> WRITTEN EXERCISE
Go through the entries and say how many lines contain the string "जबलप". The number is the whole answer.

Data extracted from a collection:

________

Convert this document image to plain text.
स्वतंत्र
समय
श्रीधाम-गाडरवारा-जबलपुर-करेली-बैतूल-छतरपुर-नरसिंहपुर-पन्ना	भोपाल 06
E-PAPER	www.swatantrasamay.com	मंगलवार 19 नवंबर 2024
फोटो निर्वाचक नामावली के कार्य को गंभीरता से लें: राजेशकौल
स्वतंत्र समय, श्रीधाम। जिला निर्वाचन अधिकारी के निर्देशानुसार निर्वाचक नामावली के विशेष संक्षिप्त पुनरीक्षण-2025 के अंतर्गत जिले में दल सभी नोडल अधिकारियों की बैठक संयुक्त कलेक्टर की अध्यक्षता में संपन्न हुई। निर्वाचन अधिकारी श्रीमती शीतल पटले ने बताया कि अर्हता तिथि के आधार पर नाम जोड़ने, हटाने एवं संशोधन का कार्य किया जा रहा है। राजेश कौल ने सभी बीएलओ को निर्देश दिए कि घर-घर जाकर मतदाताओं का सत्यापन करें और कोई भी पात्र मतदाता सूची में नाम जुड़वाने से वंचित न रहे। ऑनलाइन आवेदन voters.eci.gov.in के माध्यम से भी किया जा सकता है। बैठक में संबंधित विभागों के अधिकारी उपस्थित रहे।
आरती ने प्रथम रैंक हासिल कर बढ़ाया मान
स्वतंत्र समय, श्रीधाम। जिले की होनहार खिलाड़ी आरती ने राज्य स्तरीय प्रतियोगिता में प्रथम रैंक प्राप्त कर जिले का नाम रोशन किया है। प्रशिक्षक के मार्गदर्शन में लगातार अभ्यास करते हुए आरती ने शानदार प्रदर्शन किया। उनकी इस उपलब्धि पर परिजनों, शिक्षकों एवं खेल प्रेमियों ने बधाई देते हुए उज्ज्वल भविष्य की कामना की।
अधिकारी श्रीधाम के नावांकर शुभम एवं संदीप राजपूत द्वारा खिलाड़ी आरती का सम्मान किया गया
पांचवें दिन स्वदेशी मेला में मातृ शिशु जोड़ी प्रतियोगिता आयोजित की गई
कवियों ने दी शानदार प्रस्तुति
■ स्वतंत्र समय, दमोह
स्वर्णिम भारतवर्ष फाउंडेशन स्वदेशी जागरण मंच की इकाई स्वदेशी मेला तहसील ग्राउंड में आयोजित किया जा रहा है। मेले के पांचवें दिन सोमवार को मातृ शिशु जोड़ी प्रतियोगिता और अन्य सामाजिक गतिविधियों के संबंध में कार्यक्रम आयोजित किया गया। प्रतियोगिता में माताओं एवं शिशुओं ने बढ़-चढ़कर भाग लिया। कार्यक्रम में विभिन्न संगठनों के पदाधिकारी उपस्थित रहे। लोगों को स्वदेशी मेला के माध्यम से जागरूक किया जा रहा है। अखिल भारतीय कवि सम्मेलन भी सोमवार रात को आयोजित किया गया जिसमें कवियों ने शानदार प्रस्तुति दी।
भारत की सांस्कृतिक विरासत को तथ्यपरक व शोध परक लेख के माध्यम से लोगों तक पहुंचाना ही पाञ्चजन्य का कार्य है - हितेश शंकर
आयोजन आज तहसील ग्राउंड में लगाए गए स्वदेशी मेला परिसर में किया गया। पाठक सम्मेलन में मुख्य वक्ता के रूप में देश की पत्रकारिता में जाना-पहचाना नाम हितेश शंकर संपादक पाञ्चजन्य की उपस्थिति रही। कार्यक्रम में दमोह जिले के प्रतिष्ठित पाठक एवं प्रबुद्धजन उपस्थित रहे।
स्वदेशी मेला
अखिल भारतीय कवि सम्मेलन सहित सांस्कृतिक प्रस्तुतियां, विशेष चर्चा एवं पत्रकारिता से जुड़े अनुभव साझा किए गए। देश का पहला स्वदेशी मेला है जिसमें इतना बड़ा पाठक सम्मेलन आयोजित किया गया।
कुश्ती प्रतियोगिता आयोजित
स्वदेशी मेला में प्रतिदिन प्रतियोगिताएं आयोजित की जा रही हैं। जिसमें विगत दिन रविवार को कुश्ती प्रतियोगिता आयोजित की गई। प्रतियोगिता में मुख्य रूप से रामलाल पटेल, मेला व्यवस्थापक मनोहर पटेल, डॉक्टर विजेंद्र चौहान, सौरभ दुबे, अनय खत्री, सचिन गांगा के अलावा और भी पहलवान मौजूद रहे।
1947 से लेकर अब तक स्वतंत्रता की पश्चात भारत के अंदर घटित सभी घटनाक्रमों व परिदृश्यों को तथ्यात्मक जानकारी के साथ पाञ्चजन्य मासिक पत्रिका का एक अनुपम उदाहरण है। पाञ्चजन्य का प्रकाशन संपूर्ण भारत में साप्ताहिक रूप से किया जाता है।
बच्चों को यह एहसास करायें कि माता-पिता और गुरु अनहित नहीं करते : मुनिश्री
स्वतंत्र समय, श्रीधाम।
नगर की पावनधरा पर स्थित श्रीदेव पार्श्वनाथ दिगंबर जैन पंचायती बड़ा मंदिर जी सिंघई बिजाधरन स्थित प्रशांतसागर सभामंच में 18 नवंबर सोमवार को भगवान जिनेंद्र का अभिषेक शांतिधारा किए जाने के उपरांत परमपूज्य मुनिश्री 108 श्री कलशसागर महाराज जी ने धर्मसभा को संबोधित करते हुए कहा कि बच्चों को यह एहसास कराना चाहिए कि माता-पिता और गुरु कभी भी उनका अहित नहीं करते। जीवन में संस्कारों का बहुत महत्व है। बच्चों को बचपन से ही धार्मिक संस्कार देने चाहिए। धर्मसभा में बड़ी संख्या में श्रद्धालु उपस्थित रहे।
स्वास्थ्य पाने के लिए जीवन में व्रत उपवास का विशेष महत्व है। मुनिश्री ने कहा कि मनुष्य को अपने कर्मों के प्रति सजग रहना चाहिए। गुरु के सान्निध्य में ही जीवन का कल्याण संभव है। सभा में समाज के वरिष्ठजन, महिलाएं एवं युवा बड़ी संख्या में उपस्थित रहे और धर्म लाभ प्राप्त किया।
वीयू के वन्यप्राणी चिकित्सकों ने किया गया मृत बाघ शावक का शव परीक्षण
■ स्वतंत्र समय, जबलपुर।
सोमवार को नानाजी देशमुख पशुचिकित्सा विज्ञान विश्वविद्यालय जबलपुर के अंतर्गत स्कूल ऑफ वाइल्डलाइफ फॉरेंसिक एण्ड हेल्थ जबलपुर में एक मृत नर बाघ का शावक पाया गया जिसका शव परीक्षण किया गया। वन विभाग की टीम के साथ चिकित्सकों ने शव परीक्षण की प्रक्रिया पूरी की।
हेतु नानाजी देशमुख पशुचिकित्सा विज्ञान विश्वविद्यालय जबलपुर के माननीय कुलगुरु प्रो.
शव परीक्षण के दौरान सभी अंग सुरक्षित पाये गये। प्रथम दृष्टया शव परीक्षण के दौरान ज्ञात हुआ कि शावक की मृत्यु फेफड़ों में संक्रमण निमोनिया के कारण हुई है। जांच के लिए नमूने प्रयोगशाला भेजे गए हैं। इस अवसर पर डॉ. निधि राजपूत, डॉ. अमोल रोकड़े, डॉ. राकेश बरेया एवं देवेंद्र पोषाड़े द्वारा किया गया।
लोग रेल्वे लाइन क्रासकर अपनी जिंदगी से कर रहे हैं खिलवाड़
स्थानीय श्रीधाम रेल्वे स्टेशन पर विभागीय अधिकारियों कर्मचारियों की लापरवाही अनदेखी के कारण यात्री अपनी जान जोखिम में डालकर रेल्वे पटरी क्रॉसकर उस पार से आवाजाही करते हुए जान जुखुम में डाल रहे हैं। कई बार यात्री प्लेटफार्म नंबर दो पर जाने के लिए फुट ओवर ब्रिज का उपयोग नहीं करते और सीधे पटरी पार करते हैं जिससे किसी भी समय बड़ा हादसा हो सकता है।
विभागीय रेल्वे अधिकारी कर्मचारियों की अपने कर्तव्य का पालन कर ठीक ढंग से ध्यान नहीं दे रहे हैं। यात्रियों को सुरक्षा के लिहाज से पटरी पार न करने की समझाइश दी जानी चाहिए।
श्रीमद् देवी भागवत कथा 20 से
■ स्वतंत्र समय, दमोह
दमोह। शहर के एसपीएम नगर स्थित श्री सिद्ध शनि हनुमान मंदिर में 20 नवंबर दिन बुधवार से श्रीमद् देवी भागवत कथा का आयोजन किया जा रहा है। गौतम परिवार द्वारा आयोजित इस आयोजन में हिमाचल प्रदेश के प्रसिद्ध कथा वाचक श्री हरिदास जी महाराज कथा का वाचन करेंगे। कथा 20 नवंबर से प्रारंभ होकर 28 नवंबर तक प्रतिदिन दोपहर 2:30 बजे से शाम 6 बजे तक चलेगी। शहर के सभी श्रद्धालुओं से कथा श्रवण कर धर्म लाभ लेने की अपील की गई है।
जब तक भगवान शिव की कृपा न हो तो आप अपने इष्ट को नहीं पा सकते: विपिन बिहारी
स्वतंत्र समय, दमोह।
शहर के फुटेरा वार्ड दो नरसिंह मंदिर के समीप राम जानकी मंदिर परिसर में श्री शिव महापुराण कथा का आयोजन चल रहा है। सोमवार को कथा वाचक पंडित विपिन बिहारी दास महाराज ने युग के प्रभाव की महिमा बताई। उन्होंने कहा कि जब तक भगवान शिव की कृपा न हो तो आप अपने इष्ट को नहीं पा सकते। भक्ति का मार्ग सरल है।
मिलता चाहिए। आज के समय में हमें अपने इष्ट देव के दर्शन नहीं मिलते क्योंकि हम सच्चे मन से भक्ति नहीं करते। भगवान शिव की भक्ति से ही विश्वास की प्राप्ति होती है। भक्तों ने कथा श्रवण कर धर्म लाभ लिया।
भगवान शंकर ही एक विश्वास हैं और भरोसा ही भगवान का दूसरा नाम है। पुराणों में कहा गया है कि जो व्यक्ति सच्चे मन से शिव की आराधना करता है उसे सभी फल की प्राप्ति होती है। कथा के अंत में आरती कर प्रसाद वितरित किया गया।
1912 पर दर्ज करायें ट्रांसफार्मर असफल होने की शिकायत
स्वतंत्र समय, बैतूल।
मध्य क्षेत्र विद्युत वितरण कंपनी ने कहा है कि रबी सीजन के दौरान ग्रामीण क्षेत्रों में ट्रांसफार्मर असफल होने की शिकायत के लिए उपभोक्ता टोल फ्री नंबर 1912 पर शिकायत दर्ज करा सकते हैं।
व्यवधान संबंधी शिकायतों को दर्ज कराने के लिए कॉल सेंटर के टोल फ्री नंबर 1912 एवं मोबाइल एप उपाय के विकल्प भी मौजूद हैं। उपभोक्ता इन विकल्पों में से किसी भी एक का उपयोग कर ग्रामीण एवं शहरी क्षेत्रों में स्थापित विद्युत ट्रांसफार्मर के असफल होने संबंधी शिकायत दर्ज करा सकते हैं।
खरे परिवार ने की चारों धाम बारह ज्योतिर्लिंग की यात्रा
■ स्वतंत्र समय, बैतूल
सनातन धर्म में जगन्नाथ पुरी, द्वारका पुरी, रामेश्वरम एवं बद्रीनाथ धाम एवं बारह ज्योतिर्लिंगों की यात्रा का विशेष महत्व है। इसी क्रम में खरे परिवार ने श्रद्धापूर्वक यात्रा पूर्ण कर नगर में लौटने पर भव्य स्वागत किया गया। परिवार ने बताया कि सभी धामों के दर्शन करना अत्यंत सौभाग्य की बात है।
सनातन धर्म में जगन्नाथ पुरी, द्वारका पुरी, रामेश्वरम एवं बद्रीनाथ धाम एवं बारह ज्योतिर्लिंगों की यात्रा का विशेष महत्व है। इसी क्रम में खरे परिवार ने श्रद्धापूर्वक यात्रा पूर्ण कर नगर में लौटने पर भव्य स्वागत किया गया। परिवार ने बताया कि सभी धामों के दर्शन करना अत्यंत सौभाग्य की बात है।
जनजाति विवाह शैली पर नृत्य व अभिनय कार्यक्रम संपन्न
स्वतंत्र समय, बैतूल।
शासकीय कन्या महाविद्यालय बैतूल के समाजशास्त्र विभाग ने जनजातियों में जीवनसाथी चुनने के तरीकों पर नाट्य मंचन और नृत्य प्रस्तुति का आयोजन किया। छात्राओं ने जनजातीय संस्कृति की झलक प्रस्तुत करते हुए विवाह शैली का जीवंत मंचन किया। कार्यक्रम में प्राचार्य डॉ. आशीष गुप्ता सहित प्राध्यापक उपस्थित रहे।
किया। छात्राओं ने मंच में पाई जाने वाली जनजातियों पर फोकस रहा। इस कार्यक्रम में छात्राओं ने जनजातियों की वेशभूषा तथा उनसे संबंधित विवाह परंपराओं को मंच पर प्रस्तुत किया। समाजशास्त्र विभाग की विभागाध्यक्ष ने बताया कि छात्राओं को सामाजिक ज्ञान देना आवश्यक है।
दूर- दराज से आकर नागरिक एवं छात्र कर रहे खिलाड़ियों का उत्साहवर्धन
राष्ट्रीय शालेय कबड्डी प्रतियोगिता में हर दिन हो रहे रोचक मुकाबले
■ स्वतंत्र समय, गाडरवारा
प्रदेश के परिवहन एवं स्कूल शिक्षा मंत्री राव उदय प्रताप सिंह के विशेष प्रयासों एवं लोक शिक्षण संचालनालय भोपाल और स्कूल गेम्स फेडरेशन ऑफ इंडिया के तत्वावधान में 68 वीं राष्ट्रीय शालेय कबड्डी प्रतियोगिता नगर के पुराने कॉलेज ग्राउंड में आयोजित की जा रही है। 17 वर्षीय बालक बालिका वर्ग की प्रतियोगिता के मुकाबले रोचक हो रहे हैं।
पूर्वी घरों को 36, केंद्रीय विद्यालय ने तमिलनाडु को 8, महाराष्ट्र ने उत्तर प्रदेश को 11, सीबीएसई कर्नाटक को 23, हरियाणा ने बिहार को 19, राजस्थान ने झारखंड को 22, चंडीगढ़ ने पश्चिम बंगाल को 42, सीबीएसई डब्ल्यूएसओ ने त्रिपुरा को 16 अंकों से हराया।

________

> RESPONSE TO THIS TASK
4